[BEGIN Record excerpts]
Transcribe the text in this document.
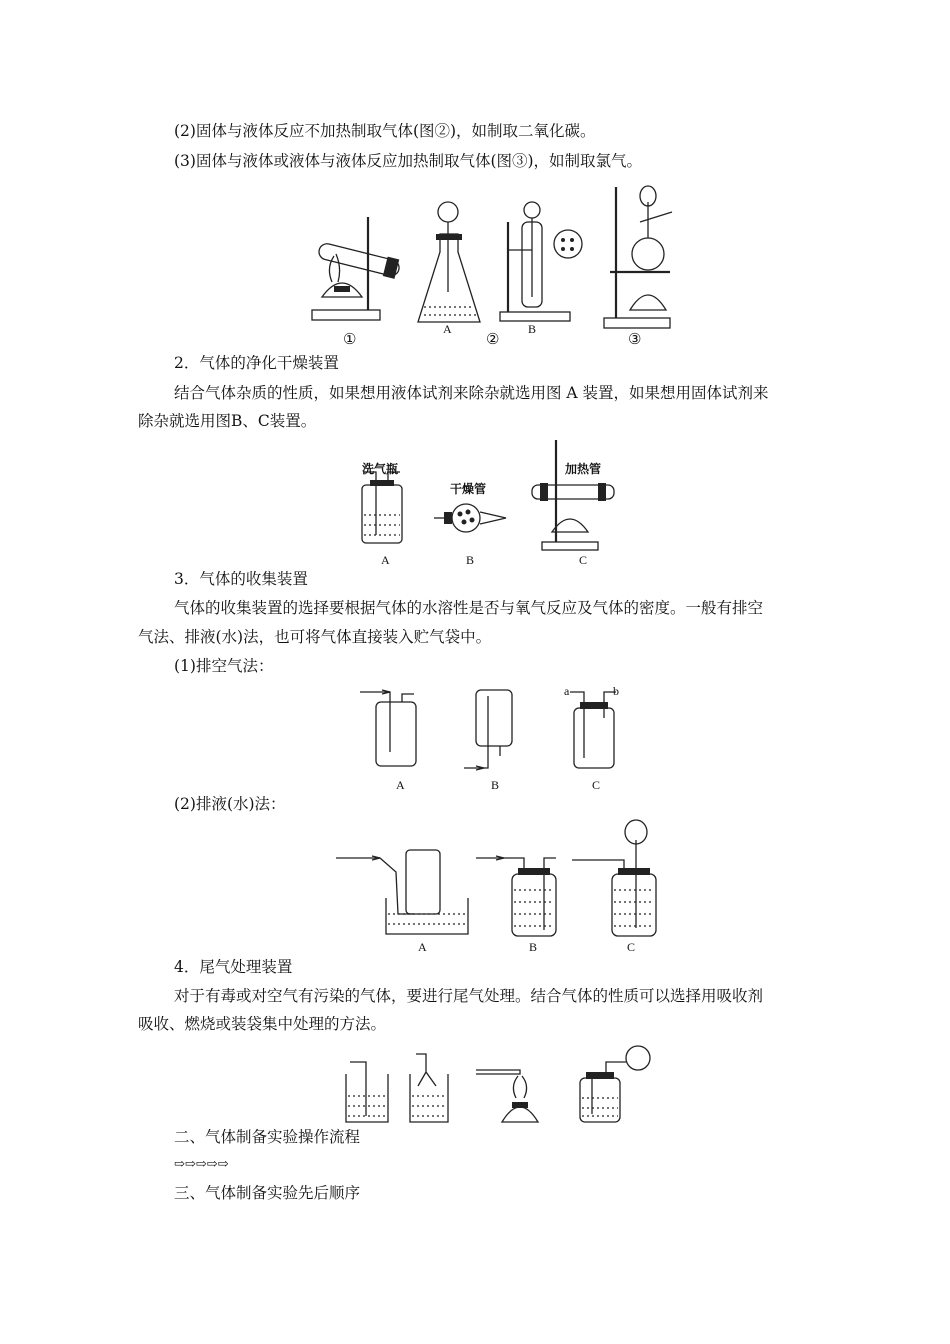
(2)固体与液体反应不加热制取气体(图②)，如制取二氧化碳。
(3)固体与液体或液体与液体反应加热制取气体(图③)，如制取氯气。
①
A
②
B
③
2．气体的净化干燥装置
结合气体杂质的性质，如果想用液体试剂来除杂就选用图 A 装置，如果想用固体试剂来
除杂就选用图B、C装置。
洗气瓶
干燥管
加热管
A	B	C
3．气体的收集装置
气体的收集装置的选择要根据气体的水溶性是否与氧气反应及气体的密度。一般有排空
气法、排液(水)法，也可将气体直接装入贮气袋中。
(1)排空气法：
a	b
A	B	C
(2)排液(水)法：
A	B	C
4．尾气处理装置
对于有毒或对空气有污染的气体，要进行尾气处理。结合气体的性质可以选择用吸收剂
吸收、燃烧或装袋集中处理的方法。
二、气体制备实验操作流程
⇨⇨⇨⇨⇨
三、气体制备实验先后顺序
[END Record excerpts]
▶ **What needs to be done**
Restate the full listing verbatim and drop every picture.

▶ **Correct answer**
Transcribe the text in this document.
(2)固体与液体反应不加热制取气体(图②)，如制取二氧化碳。
(3)固体与液体或液体与液体反应加热制取气体(图③)，如制取氯气。
①
A
②
B
③
2．气体的净化干燥装置
结合气体杂质的性质，如果想用液体试剂来除杂就选用图 A 装置，如果想用固体试剂来
除杂就选用图B、C装置。
洗气瓶
干燥管
加热管
A	B	C
3．气体的收集装置
气体的收集装置的选择要根据气体的水溶性是否与氧气反应及气体的密度。一般有排空
气法、排液(水)法，也可将气体直接装入贮气袋中。
(1)排空气法：
a	b
A	B	C
(2)排液(水)法：
A	B	C
4．尾气处理装置
对于有毒或对空气有污染的气体，要进行尾气处理。结合气体的性质可以选择用吸收剂
吸收、燃烧或装袋集中处理的方法。
二、气体制备实验操作流程
⇨⇨⇨⇨⇨
三、气体制备实验先后顺序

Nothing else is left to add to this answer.